**Task to carry out:**
Filter the entries and keep only the lines where the string "marker" appears.
§
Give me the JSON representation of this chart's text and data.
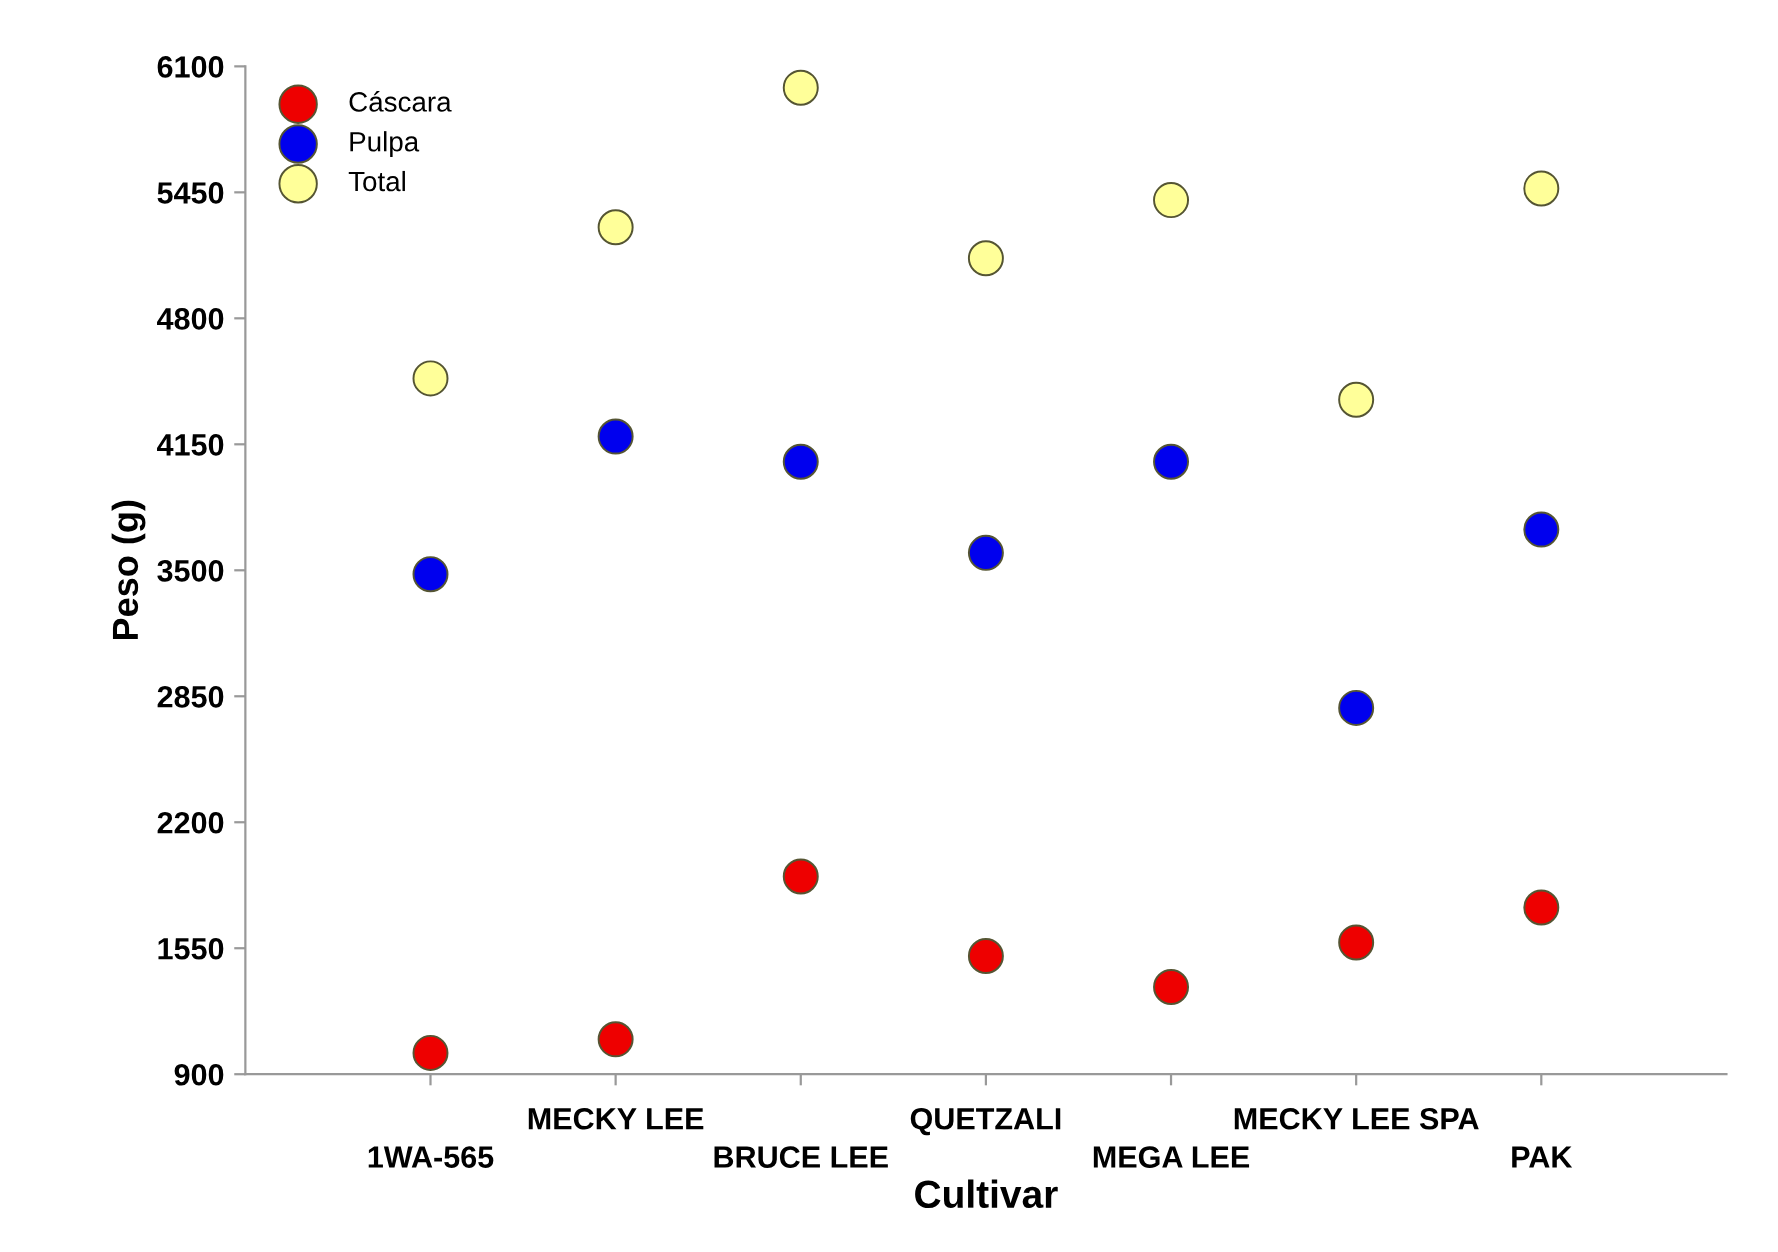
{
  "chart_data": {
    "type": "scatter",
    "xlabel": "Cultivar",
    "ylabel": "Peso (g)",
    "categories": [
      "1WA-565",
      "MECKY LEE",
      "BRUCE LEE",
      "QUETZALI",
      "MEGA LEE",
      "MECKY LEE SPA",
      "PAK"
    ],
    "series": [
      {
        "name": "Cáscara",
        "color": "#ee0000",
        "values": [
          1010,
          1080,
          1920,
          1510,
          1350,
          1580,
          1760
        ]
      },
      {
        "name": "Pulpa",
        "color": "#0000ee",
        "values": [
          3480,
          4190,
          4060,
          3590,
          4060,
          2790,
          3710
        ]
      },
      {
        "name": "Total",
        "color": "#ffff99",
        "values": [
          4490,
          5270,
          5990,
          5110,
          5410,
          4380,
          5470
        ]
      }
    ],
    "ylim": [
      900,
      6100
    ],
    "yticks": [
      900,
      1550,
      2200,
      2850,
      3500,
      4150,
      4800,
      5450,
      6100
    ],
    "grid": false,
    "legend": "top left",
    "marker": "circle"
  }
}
§
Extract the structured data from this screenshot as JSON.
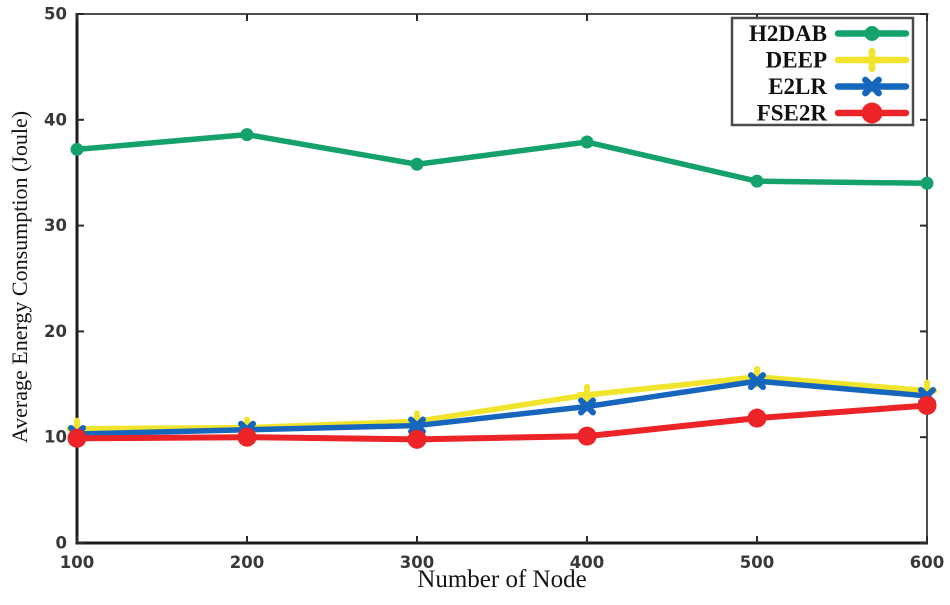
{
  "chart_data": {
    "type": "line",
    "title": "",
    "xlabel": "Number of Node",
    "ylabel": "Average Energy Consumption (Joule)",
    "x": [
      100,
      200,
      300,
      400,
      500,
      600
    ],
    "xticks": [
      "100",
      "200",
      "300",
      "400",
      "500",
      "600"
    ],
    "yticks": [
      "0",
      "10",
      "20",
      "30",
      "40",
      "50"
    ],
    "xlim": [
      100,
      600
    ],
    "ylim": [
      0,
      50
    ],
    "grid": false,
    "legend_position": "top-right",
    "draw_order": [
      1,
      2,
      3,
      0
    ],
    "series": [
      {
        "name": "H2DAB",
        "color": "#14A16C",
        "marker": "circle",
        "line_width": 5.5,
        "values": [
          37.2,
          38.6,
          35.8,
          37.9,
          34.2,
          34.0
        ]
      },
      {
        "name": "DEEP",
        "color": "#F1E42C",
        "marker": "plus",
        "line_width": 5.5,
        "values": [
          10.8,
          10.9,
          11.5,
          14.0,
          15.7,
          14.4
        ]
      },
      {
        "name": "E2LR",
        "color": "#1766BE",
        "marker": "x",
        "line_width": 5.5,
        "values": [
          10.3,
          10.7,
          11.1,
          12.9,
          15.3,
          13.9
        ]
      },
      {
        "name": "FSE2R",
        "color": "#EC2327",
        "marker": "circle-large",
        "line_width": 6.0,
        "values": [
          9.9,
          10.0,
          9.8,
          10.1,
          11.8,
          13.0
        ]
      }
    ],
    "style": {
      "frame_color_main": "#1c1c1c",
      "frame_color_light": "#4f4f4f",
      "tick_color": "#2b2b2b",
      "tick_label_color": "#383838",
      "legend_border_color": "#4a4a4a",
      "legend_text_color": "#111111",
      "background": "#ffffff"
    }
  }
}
§
**Solution for this problem:**
    "marker": "circle"
        "marker": "circle",
        "marker": "plus",
        "marker": "x",
        "marker": "circle-large",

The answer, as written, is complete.